* Data supplied
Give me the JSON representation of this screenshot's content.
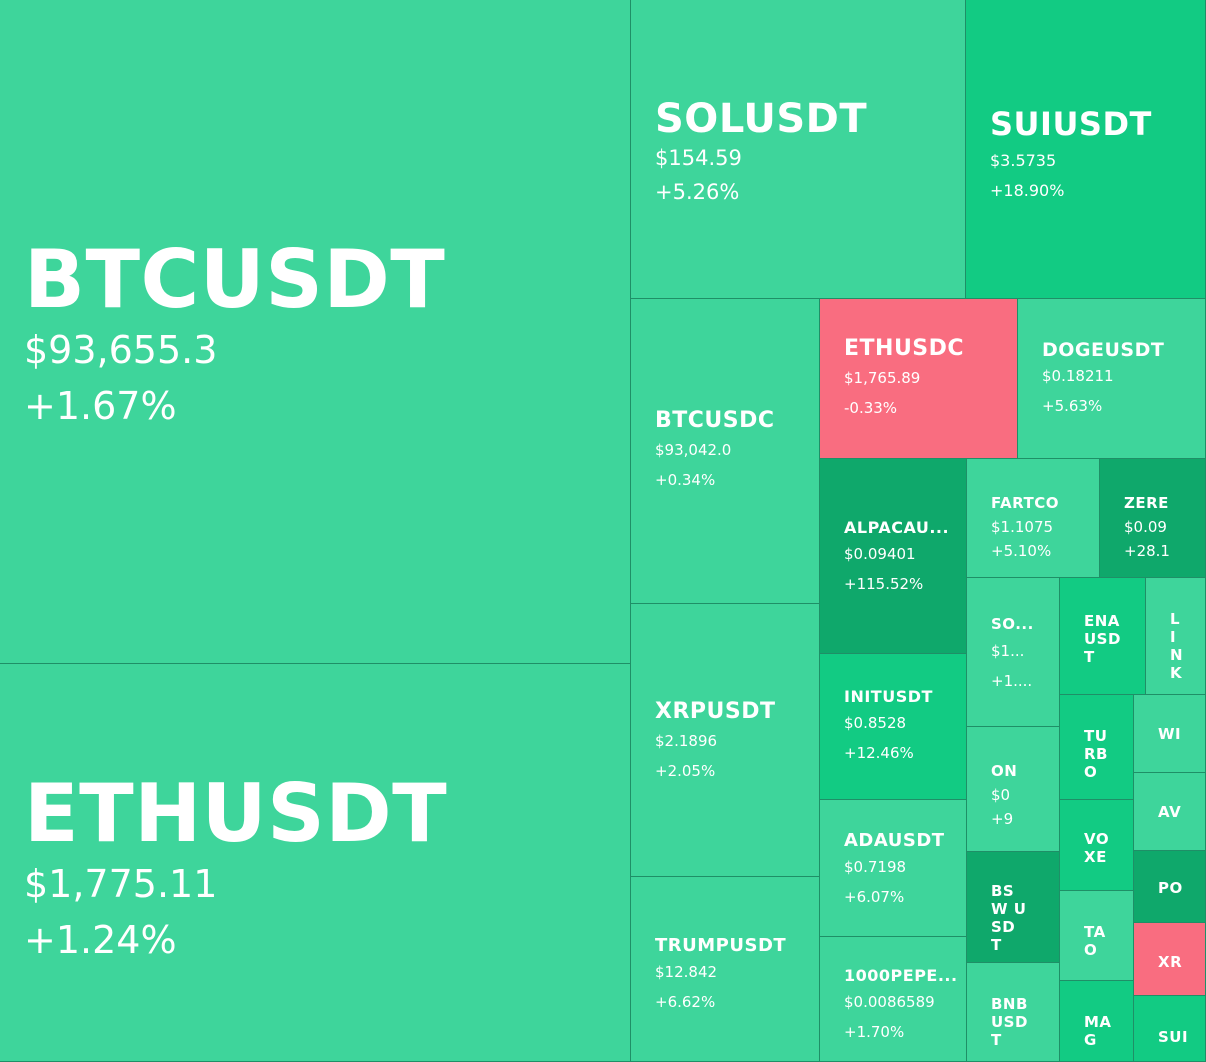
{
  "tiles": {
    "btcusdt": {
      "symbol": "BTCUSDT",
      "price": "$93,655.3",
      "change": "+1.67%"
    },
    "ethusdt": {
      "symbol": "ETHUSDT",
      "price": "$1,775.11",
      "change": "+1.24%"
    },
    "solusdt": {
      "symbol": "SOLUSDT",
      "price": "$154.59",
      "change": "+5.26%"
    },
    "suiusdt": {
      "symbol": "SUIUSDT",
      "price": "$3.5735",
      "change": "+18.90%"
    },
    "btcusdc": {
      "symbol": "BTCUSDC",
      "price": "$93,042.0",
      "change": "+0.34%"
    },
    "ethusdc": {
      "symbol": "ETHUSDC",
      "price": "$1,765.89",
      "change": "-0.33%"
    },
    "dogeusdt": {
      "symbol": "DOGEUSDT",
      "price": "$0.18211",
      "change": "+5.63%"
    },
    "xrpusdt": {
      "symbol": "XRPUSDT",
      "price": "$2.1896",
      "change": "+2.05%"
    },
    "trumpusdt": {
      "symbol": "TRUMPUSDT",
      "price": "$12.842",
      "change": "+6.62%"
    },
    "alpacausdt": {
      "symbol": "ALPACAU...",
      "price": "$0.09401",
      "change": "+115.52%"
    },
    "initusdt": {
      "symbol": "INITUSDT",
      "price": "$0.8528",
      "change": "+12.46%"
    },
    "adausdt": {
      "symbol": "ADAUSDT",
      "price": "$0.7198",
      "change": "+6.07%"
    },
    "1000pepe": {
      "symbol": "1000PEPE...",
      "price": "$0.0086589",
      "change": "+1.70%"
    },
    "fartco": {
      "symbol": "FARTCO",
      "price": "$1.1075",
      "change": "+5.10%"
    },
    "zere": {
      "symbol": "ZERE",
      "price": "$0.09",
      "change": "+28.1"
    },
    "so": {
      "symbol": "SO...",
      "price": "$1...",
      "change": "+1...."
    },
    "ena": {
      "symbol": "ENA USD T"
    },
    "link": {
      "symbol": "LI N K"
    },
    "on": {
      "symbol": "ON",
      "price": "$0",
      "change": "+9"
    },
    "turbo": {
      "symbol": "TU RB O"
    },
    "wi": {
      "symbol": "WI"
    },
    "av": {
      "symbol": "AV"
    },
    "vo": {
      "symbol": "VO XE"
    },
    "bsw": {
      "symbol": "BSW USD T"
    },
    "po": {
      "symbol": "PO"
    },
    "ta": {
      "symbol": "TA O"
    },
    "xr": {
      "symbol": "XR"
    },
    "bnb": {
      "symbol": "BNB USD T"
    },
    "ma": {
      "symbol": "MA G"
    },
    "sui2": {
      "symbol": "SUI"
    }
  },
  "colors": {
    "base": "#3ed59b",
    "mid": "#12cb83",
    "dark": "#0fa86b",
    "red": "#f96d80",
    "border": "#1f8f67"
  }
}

* Brief
Write out the entries above word for word. Do not include the pictures.

* Exercise result
Give me the JSON representation of this screenshot's content.
{
  "tiles": {
    "btcusdt": {
      "symbol": "BTCUSDT",
      "price": "$93,655.3",
      "change": "+1.67%"
    },
    "ethusdt": {
      "symbol": "ETHUSDT",
      "price": "$1,775.11",
      "change": "+1.24%"
    },
    "solusdt": {
      "symbol": "SOLUSDT",
      "price": "$154.59",
      "change": "+5.26%"
    },
    "suiusdt": {
      "symbol": "SUIUSDT",
      "price": "$3.5735",
      "change": "+18.90%"
    },
    "btcusdc": {
      "symbol": "BTCUSDC",
      "price": "$93,042.0",
      "change": "+0.34%"
    },
    "ethusdc": {
      "symbol": "ETHUSDC",
      "price": "$1,765.89",
      "change": "-0.33%"
    },
    "dogeusdt": {
      "symbol": "DOGEUSDT",
      "price": "$0.18211",
      "change": "+5.63%"
    },
    "xrpusdt": {
      "symbol": "XRPUSDT",
      "price": "$2.1896",
      "change": "+2.05%"
    },
    "trumpusdt": {
      "symbol": "TRUMPUSDT",
      "price": "$12.842",
      "change": "+6.62%"
    },
    "alpacausdt": {
      "symbol": "ALPACAU...",
      "price": "$0.09401",
      "change": "+115.52%"
    },
    "initusdt": {
      "symbol": "INITUSDT",
      "price": "$0.8528",
      "change": "+12.46%"
    },
    "adausdt": {
      "symbol": "ADAUSDT",
      "price": "$0.7198",
      "change": "+6.07%"
    },
    "1000pepe": {
      "symbol": "1000PEPE...",
      "price": "$0.0086589",
      "change": "+1.70%"
    },
    "fartco": {
      "symbol": "FARTCO",
      "price": "$1.1075",
      "change": "+5.10%"
    },
    "zere": {
      "symbol": "ZERE",
      "price": "$0.09",
      "change": "+28.1"
    },
    "so": {
      "symbol": "SO...",
      "price": "$1...",
      "change": "+1...."
    },
    "ena": {
      "symbol": "ENA USD T"
    },
    "link": {
      "symbol": "LI N K"
    },
    "on": {
      "symbol": "ON",
      "price": "$0",
      "change": "+9"
    },
    "turbo": {
      "symbol": "TU RB O"
    },
    "wi": {
      "symbol": "WI"
    },
    "av": {
      "symbol": "AV"
    },
    "vo": {
      "symbol": "VO XE"
    },
    "bsw": {
      "symbol": "BSW USD T"
    },
    "po": {
      "symbol": "PO"
    },
    "ta": {
      "symbol": "TA O"
    },
    "xr": {
      "symbol": "XR"
    },
    "bnb": {
      "symbol": "BNB USD T"
    },
    "ma": {
      "symbol": "MA G"
    },
    "sui2": {
      "symbol": "SUI"
    }
  },
  "colors": {
    "base": "#3ed59b",
    "mid": "#12cb83",
    "dark": "#0fa86b",
    "red": "#f96d80",
    "border": "#1f8f67"
  }
}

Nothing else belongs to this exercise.